%%

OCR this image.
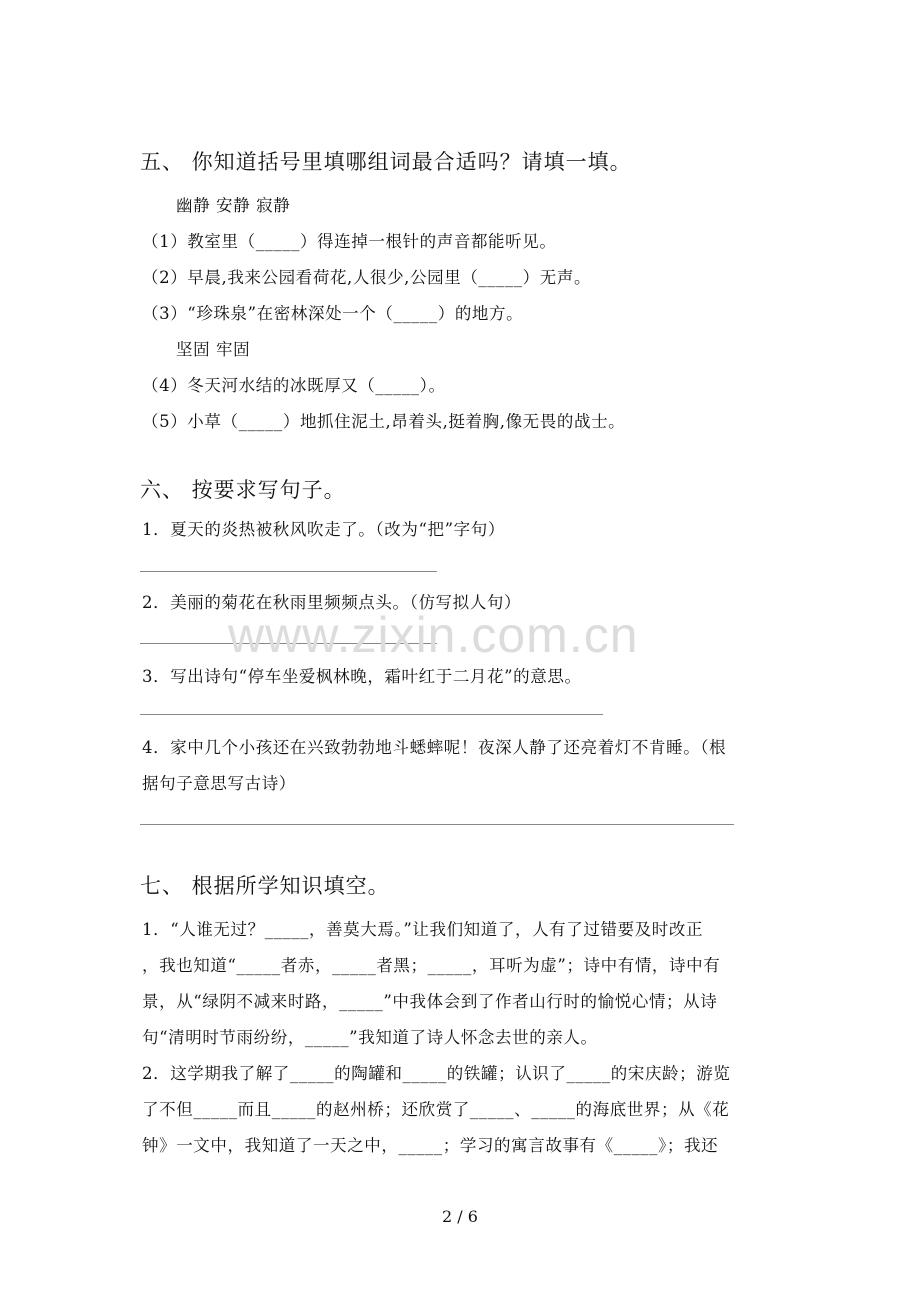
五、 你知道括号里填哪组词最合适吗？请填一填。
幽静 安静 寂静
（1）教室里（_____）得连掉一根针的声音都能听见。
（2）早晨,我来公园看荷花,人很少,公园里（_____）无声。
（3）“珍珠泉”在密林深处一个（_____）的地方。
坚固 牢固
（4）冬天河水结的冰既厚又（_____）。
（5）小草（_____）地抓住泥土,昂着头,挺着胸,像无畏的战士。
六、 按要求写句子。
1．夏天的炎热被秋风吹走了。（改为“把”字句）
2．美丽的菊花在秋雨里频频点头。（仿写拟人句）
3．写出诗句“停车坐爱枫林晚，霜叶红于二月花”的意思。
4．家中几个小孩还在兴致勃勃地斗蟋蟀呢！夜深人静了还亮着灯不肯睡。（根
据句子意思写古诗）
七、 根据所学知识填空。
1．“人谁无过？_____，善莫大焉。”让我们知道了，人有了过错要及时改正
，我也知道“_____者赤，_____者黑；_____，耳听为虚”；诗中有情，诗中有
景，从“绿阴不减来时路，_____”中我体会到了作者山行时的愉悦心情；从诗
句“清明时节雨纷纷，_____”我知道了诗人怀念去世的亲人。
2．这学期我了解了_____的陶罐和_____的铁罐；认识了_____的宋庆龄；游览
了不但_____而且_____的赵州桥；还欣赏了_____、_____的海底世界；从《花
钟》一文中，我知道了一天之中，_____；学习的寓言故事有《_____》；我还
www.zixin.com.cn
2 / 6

%%
%%

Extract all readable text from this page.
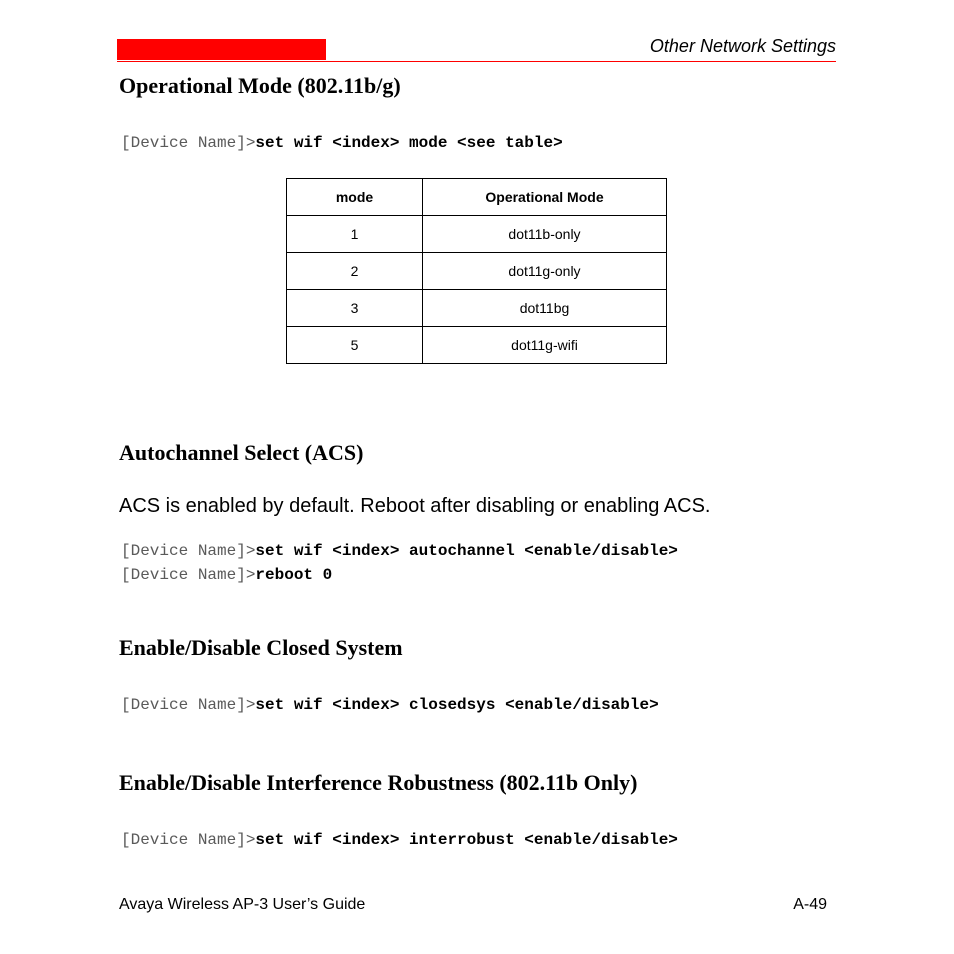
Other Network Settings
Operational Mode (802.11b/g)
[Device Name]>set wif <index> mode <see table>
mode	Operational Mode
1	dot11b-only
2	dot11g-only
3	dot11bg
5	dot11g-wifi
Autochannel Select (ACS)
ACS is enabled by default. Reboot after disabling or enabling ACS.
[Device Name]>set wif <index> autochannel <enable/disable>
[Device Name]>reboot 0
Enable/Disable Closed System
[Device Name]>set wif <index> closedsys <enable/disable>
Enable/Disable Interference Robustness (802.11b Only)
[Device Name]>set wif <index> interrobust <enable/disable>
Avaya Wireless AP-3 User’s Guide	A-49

%%

→ What to do: Every line holding "this" should be copied out.

→ Solved exercise:
OCR this image.
Extract all readable text from this page.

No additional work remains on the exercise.